= Stated problem =
From the entries below, copy every line holding the word "acuerdo".

# # # # #

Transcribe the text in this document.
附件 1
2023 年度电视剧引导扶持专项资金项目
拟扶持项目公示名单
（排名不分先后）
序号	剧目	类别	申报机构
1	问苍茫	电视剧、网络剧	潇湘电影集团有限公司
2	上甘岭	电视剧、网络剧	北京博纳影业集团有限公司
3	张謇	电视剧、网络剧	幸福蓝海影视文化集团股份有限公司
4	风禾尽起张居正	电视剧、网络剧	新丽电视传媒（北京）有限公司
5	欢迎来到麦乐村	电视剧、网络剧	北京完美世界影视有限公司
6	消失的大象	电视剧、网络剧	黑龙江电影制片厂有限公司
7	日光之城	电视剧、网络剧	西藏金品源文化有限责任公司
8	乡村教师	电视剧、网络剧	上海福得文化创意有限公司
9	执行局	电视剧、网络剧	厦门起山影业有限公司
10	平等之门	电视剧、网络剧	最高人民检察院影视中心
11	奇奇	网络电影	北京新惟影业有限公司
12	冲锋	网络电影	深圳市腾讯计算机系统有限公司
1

# # # # #

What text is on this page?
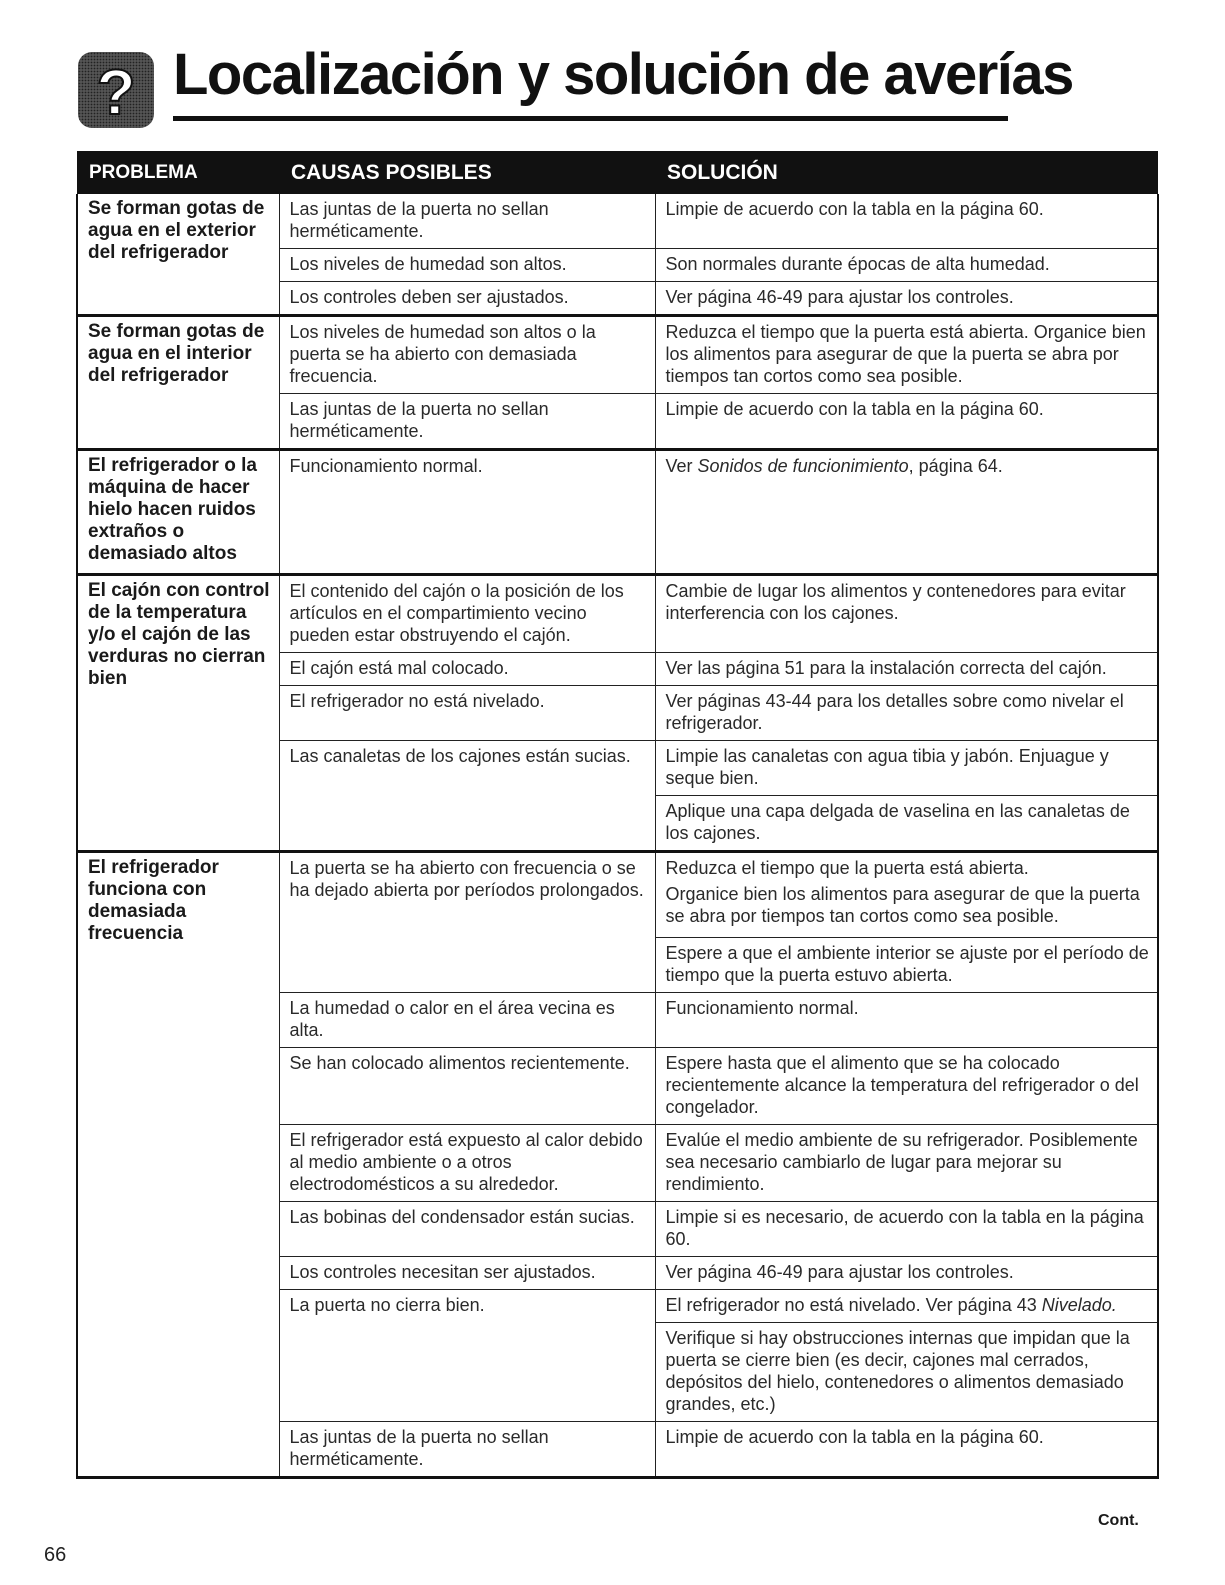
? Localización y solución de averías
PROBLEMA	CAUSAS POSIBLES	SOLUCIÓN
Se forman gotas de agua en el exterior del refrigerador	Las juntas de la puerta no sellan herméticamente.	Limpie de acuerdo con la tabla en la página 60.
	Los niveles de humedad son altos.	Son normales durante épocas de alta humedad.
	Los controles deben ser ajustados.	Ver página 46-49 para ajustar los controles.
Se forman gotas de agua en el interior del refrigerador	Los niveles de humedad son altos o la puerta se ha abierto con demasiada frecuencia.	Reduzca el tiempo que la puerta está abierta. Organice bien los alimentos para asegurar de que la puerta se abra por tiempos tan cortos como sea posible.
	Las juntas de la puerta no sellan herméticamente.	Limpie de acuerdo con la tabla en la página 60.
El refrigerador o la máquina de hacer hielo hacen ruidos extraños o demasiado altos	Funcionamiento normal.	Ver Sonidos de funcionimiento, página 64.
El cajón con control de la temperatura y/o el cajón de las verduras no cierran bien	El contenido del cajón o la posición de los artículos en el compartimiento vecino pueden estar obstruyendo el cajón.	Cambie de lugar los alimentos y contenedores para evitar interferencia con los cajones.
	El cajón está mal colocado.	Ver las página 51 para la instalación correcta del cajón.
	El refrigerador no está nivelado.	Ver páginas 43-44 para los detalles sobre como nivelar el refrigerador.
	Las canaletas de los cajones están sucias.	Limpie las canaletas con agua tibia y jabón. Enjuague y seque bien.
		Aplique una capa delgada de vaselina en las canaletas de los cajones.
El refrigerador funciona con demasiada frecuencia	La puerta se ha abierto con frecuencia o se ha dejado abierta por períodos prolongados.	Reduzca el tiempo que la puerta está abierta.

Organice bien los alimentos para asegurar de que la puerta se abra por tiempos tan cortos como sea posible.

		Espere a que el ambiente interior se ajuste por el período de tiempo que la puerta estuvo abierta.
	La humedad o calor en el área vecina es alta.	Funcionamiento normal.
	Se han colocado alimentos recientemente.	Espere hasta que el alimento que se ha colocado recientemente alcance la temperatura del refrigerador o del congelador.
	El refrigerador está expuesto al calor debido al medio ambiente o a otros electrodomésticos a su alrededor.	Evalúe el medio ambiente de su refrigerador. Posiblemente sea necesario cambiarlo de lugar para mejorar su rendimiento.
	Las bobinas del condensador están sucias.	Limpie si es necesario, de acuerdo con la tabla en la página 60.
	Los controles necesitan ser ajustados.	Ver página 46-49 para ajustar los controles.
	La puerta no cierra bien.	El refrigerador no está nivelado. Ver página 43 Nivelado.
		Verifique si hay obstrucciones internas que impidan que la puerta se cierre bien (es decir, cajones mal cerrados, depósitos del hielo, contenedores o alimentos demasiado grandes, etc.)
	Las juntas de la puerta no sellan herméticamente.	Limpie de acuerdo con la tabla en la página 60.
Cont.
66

# # # # #

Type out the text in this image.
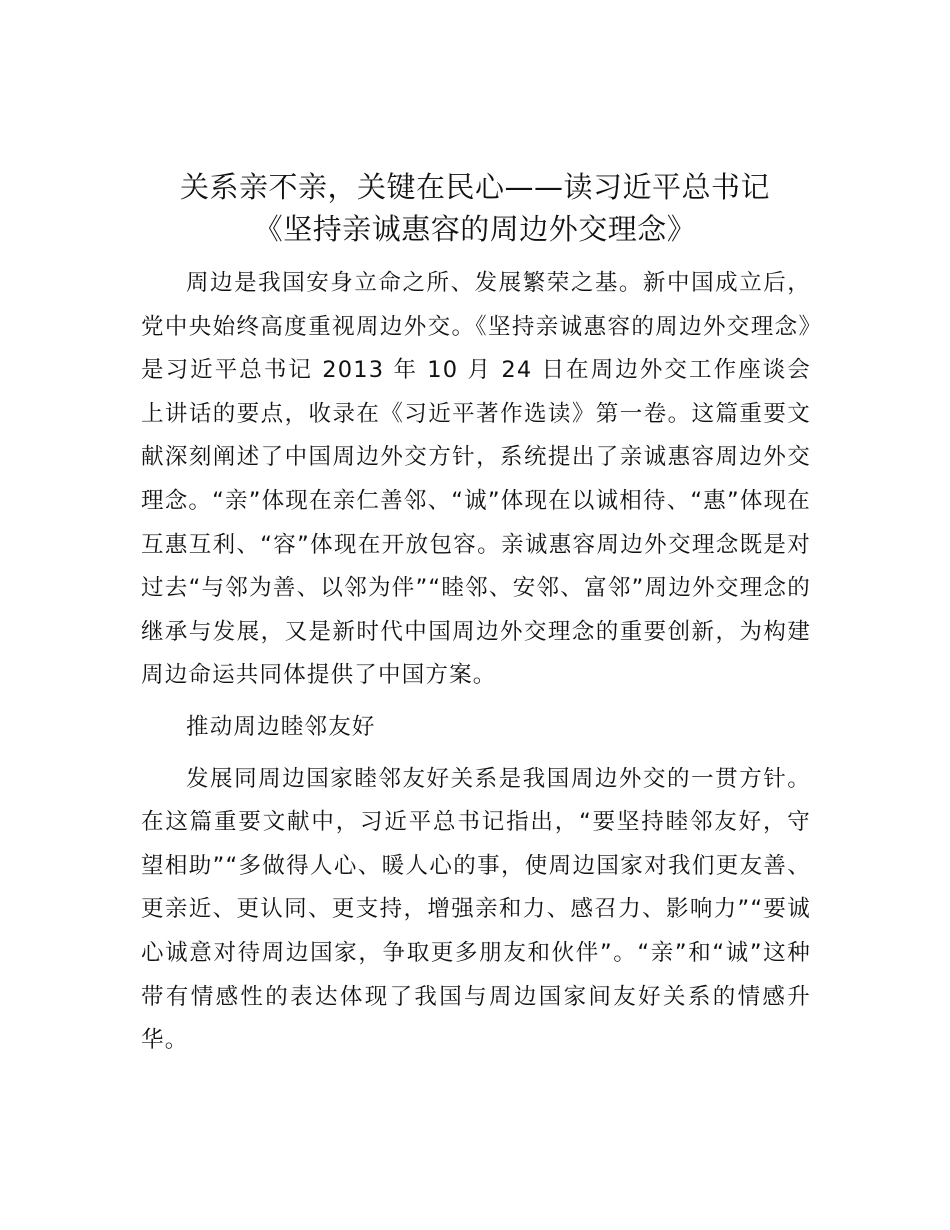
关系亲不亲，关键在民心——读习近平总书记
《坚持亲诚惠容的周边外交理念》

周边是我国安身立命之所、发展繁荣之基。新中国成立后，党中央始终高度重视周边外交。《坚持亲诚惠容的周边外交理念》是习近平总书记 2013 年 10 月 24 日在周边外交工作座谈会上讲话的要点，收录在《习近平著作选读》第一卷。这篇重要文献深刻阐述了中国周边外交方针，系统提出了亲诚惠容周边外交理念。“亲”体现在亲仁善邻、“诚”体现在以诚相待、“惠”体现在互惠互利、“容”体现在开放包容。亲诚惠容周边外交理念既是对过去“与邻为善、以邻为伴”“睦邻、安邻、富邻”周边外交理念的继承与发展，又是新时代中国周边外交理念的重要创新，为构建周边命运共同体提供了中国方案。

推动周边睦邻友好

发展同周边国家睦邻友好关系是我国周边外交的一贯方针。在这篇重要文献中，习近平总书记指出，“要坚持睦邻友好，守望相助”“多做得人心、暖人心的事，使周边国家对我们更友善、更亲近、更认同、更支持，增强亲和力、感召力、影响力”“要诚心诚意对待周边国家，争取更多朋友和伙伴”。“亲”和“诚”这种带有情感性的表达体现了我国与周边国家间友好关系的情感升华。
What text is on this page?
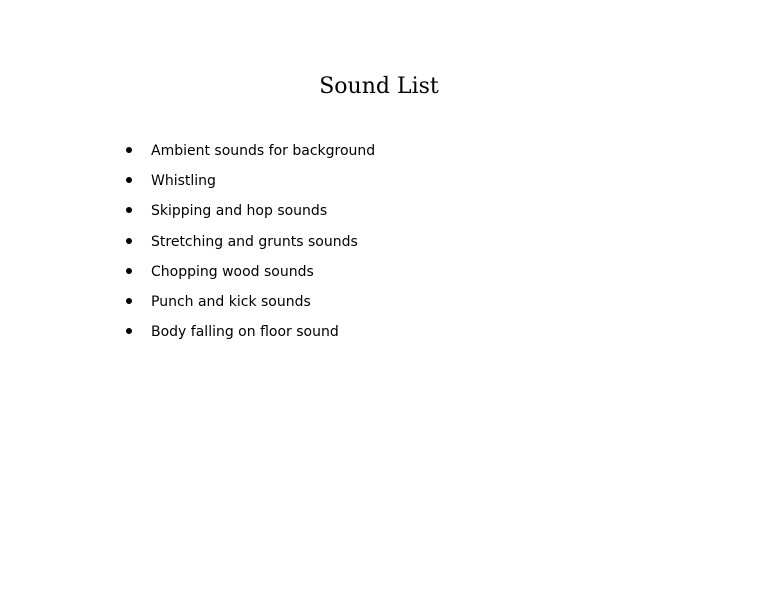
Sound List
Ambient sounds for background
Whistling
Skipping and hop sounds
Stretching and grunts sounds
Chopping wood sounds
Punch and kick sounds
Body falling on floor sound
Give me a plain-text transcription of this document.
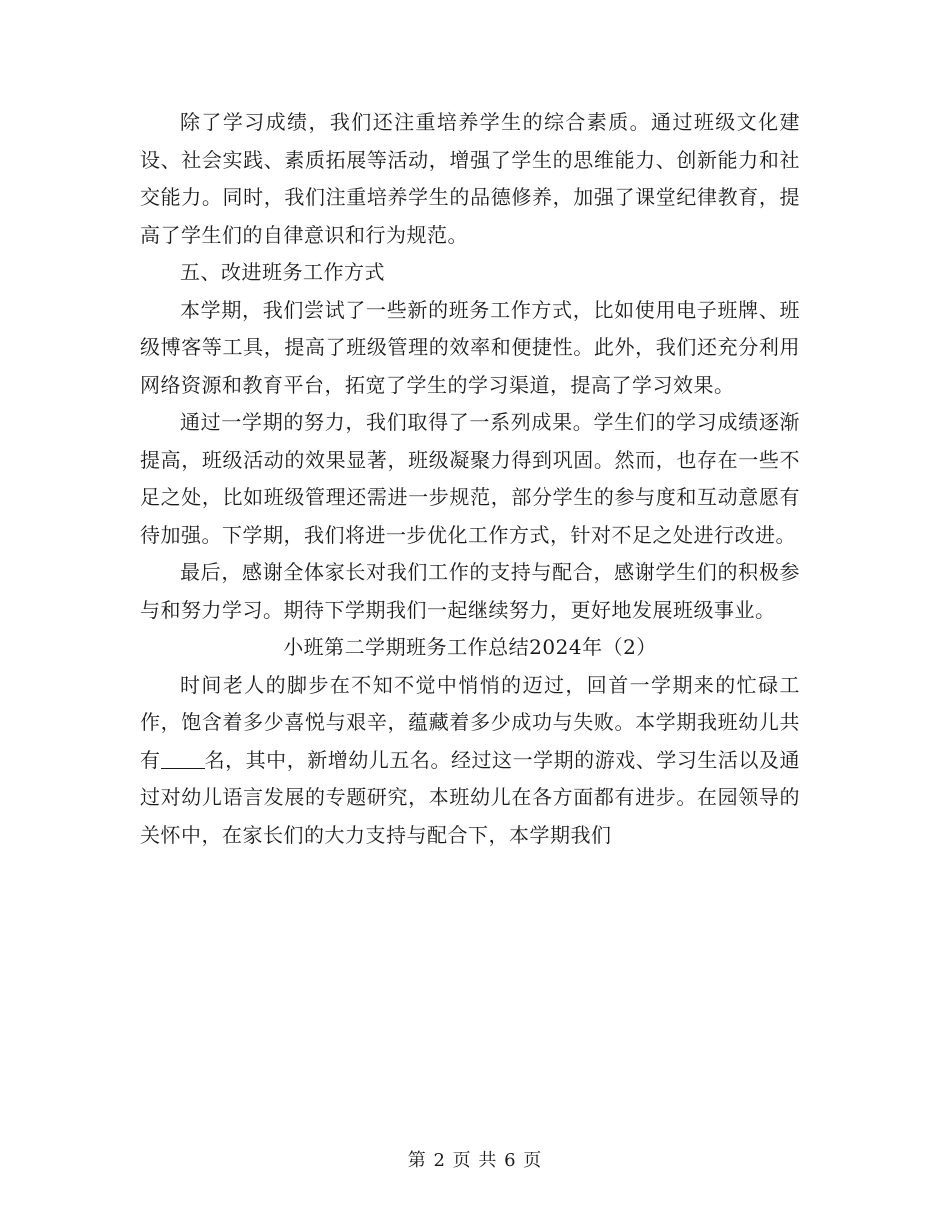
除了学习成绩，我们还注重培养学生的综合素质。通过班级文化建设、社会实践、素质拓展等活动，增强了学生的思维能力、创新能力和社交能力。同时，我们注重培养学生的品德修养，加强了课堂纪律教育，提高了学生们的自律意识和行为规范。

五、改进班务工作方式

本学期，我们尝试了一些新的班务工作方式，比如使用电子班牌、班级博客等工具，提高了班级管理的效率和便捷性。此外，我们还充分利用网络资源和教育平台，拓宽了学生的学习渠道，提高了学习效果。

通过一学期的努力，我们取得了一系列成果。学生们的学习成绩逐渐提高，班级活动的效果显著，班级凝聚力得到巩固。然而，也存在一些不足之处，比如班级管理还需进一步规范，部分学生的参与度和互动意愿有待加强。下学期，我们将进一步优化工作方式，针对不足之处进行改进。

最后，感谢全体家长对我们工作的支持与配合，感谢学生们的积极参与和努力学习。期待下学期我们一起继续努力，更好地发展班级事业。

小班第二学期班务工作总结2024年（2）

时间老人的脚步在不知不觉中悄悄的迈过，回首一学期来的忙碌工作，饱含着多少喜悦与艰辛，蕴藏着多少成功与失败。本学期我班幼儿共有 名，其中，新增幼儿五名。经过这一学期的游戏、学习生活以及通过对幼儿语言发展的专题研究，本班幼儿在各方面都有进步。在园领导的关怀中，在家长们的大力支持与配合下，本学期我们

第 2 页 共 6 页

# # # # #

= Task answer =
Se forman gotas de agua en el exterior del refrigerador	Las juntas de la puerta no sellan herméticamente.	Limpie de acuerdo con la tabla en la página 60.
	Las juntas de la puerta no sellan herméticamente.	Limpie de acuerdo con la tabla en la página 60.
	Las bobinas del condensador están sucias.	Limpie si es necesario, de acuerdo con la tabla en la página 60.
	Las juntas de la puerta no sellan herméticamente.	Limpie de acuerdo con la tabla en la página 60.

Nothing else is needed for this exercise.